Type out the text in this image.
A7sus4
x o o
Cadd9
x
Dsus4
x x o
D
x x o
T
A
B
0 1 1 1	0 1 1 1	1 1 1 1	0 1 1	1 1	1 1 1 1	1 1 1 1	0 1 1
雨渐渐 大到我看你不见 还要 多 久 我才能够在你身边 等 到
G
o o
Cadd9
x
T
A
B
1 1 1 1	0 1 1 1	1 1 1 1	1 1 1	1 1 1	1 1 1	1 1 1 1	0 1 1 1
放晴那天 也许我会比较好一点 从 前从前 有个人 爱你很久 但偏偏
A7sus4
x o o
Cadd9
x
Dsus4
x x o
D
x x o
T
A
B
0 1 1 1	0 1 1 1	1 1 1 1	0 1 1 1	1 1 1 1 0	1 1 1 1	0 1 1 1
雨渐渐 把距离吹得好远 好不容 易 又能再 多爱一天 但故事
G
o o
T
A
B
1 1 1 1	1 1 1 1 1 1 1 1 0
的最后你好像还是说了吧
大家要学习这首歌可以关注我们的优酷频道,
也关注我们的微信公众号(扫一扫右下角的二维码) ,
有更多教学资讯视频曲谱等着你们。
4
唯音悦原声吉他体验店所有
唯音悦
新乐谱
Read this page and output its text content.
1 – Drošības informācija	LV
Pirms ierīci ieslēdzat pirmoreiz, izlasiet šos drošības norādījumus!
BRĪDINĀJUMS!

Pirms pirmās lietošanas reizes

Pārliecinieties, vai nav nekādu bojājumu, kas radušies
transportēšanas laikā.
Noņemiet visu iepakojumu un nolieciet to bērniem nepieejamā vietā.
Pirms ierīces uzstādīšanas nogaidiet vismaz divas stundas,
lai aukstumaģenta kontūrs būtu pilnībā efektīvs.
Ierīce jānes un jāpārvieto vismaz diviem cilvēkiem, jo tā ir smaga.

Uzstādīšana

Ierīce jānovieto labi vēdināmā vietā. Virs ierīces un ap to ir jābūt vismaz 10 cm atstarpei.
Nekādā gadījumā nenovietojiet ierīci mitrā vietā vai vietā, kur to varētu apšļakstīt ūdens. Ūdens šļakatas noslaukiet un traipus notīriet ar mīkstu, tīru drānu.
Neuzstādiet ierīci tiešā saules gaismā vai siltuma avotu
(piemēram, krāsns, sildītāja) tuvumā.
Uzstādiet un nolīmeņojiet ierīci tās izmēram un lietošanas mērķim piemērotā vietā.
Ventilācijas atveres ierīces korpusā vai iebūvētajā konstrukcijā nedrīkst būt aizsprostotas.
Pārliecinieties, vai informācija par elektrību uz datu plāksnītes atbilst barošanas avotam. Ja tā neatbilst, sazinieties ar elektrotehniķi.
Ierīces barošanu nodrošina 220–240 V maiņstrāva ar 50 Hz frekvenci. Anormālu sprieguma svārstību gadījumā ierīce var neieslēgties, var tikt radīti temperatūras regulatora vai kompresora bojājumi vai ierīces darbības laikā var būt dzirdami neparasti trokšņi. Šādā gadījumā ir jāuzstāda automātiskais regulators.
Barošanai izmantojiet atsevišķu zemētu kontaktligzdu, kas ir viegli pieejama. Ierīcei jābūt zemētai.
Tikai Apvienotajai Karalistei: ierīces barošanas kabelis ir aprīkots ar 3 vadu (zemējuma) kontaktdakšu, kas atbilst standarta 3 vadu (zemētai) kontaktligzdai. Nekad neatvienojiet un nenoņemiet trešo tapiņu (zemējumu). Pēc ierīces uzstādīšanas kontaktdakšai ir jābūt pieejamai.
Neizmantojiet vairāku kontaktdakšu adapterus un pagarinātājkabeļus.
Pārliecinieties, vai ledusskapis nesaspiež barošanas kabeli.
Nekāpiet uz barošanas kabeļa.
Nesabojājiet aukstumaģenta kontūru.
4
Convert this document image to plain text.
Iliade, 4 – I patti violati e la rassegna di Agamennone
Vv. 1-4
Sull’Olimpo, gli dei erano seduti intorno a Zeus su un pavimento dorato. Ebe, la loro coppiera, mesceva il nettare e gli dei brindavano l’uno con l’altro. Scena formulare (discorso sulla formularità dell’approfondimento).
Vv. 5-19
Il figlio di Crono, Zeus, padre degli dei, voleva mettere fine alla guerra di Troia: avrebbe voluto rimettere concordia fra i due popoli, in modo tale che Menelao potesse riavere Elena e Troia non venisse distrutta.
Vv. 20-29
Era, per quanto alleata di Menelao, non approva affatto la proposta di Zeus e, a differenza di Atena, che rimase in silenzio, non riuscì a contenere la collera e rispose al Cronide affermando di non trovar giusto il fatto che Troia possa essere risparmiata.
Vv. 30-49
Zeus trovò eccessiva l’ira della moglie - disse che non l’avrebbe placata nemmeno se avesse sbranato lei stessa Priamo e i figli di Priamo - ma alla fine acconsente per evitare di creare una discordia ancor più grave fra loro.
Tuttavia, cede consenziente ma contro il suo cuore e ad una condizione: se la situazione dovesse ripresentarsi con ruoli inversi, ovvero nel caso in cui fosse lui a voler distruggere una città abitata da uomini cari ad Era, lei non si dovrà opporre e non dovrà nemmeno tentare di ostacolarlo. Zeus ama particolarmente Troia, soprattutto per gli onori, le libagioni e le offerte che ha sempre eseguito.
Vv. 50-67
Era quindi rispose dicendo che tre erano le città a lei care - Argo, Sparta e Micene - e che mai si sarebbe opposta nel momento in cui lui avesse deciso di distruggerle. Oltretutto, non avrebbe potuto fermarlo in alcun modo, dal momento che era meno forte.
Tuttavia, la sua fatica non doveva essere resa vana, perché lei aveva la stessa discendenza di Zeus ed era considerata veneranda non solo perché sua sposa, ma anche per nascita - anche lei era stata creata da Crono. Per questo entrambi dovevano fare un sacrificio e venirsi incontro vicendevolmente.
━━━━━━━━━━━━━━━━
* **YOUR INSTRUCTIONS**: Scan the entries above. Copy each line that has the string "this".

* **EXERCISE RESULT**:
Type out the text in this image.
Read this page and output its text content.
Convert this document image to plain text.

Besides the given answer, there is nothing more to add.